• [PROBLEM TO SOLVE] Scan the entries below and count the lines holding the string "What". Supply only the number.

— start —

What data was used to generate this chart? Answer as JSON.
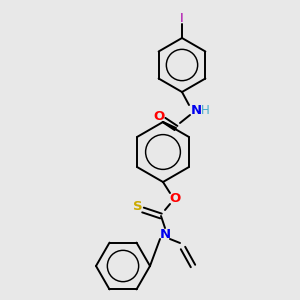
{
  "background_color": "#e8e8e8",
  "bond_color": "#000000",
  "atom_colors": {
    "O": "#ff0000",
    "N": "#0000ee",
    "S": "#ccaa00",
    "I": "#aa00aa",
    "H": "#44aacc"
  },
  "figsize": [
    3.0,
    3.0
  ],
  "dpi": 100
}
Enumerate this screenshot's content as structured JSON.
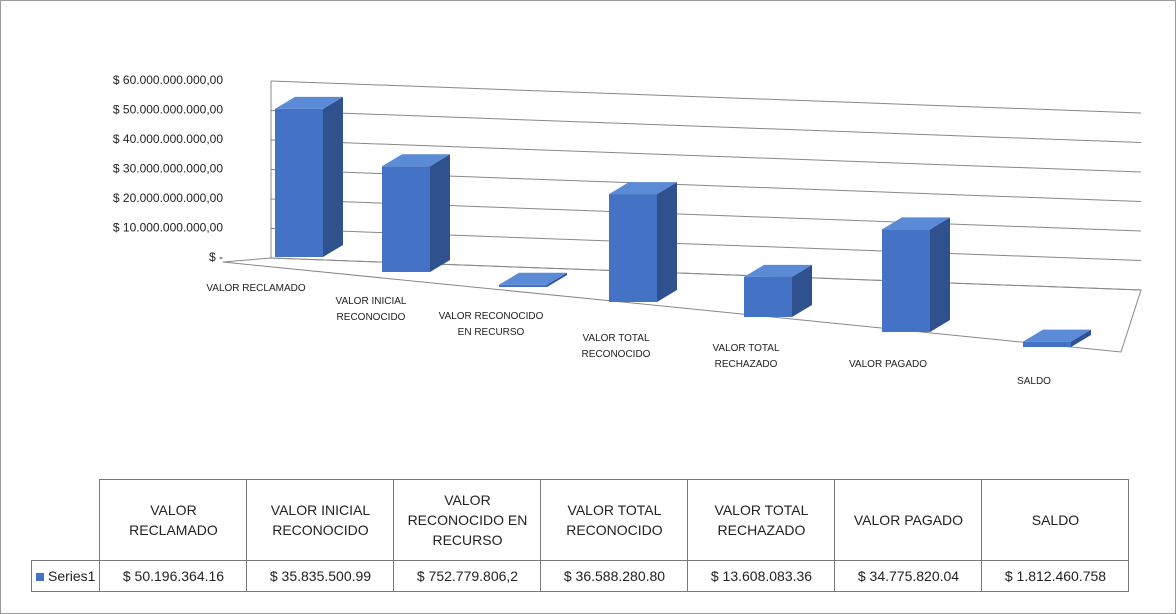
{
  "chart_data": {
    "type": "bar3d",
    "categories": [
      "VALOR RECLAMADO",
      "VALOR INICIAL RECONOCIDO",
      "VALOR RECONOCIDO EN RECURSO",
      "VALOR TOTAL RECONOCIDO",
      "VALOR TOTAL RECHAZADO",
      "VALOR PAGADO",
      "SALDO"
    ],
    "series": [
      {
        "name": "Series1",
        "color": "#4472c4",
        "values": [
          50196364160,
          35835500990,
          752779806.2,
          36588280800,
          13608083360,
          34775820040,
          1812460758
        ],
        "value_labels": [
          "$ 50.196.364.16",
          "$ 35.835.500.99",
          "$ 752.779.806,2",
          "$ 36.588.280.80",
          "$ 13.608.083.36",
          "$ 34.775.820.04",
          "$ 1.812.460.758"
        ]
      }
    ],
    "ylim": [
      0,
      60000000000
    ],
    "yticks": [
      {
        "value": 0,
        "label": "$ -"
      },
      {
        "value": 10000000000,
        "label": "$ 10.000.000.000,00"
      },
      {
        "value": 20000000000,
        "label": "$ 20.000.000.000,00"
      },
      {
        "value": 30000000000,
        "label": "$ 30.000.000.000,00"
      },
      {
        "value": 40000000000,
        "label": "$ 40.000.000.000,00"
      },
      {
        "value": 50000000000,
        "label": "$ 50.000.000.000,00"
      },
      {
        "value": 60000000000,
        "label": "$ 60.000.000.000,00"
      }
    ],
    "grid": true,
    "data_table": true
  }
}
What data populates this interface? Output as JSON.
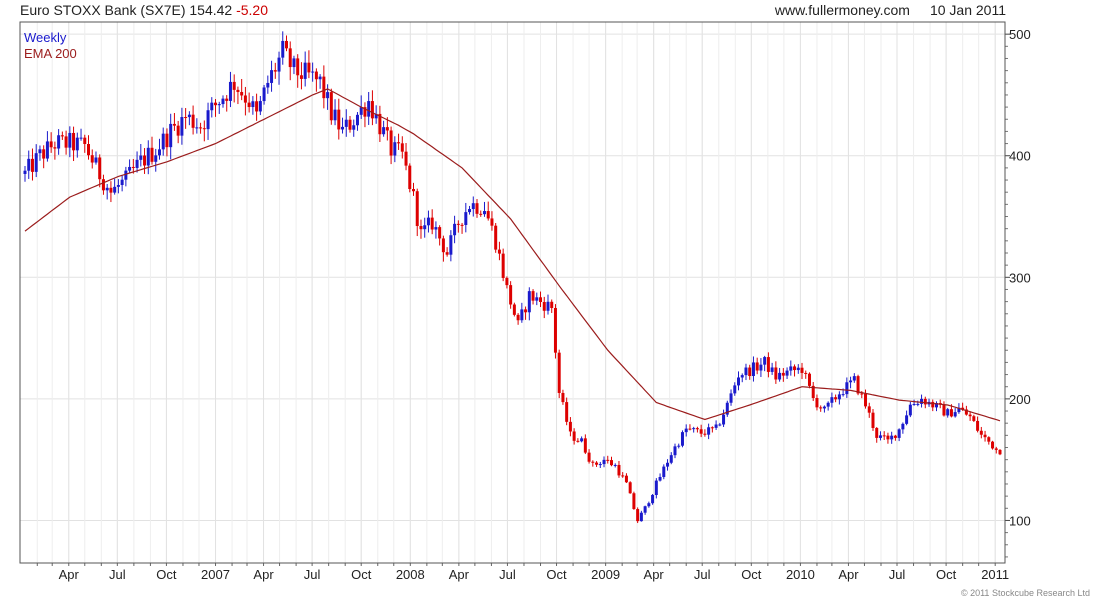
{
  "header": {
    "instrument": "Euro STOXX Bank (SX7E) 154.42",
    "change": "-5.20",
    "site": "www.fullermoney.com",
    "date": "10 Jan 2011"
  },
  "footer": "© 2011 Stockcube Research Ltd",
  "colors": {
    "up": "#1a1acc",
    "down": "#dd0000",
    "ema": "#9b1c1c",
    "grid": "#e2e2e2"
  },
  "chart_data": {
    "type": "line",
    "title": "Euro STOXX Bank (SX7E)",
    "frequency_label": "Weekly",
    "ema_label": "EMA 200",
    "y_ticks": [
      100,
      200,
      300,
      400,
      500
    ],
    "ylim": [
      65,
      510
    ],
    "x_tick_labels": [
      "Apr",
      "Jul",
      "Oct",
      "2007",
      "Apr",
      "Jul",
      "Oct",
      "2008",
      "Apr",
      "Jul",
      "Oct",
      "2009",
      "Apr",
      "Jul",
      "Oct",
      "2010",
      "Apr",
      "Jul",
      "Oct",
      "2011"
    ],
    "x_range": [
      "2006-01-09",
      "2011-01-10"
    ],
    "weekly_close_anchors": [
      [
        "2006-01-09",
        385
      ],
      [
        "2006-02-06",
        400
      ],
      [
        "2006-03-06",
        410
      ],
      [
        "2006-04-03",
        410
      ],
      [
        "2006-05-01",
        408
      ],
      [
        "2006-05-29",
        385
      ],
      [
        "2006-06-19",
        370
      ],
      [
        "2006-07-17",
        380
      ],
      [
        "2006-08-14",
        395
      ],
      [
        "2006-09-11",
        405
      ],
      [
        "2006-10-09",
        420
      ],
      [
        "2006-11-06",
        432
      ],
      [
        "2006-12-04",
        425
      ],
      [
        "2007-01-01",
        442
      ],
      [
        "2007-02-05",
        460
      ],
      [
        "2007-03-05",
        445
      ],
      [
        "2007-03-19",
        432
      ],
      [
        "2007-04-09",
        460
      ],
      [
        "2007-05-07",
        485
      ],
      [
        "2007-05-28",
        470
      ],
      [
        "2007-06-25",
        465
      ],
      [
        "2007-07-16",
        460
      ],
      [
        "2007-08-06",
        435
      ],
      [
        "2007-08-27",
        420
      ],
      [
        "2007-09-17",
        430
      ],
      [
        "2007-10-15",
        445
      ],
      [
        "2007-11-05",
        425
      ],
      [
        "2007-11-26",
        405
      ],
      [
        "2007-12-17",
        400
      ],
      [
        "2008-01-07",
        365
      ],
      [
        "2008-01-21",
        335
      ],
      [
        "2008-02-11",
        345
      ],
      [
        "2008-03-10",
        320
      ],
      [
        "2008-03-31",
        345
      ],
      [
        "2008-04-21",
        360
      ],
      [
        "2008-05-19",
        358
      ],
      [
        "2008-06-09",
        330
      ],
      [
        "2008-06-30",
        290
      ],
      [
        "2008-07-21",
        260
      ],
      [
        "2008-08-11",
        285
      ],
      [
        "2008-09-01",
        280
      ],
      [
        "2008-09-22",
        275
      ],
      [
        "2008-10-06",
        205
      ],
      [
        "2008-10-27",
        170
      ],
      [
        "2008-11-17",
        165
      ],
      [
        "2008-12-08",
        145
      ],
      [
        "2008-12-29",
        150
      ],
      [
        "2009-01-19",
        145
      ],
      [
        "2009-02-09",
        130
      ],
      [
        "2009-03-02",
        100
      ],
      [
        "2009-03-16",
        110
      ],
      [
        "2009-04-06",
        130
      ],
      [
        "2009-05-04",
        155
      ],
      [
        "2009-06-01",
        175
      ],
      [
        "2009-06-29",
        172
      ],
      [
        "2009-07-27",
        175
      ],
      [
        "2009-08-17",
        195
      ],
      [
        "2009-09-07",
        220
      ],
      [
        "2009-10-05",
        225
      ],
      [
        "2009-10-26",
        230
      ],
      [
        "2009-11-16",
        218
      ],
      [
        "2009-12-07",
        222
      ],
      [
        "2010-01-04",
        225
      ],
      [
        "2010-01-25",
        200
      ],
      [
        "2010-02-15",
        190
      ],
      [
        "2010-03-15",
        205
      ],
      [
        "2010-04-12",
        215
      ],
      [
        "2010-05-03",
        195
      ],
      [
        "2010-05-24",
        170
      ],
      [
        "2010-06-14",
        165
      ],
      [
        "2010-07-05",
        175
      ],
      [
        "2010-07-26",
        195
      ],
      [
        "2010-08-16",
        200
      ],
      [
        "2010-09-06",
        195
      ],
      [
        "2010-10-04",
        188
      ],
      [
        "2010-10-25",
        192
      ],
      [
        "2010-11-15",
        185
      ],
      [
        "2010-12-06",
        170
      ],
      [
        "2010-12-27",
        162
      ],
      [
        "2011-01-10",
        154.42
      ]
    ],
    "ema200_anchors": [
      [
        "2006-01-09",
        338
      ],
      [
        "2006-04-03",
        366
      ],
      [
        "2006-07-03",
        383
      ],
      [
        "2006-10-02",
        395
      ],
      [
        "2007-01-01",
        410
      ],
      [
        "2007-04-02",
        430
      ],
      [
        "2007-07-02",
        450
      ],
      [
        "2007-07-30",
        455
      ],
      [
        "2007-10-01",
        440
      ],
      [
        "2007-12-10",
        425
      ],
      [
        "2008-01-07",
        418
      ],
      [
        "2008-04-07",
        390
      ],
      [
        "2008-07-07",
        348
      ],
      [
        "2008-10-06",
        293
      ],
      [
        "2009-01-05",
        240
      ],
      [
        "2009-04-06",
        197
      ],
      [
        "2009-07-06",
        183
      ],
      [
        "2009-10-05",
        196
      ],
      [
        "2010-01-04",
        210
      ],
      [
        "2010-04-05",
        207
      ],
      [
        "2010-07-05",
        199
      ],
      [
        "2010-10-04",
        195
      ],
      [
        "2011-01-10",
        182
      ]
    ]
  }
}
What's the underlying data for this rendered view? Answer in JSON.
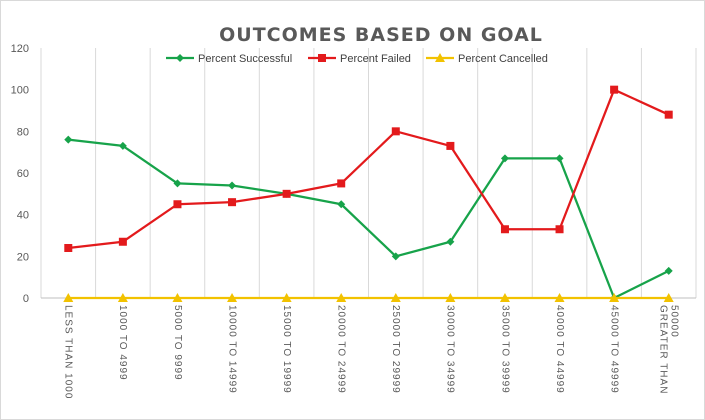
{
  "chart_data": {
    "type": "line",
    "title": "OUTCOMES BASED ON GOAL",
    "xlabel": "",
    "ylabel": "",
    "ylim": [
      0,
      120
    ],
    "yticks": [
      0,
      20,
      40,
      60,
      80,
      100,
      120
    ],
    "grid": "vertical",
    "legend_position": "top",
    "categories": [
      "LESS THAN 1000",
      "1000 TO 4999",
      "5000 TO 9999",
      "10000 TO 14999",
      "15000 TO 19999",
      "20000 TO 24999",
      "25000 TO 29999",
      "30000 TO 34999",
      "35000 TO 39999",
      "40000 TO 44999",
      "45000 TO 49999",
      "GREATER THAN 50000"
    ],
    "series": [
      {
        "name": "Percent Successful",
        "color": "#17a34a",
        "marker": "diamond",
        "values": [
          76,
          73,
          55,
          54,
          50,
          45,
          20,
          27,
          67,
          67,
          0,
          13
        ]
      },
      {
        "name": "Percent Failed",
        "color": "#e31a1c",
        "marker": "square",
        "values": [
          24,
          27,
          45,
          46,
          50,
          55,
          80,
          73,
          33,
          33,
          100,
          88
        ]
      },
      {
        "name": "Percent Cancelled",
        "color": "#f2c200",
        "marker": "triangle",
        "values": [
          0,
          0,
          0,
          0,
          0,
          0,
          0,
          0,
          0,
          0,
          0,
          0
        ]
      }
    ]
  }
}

— end —

• [REPLY] 3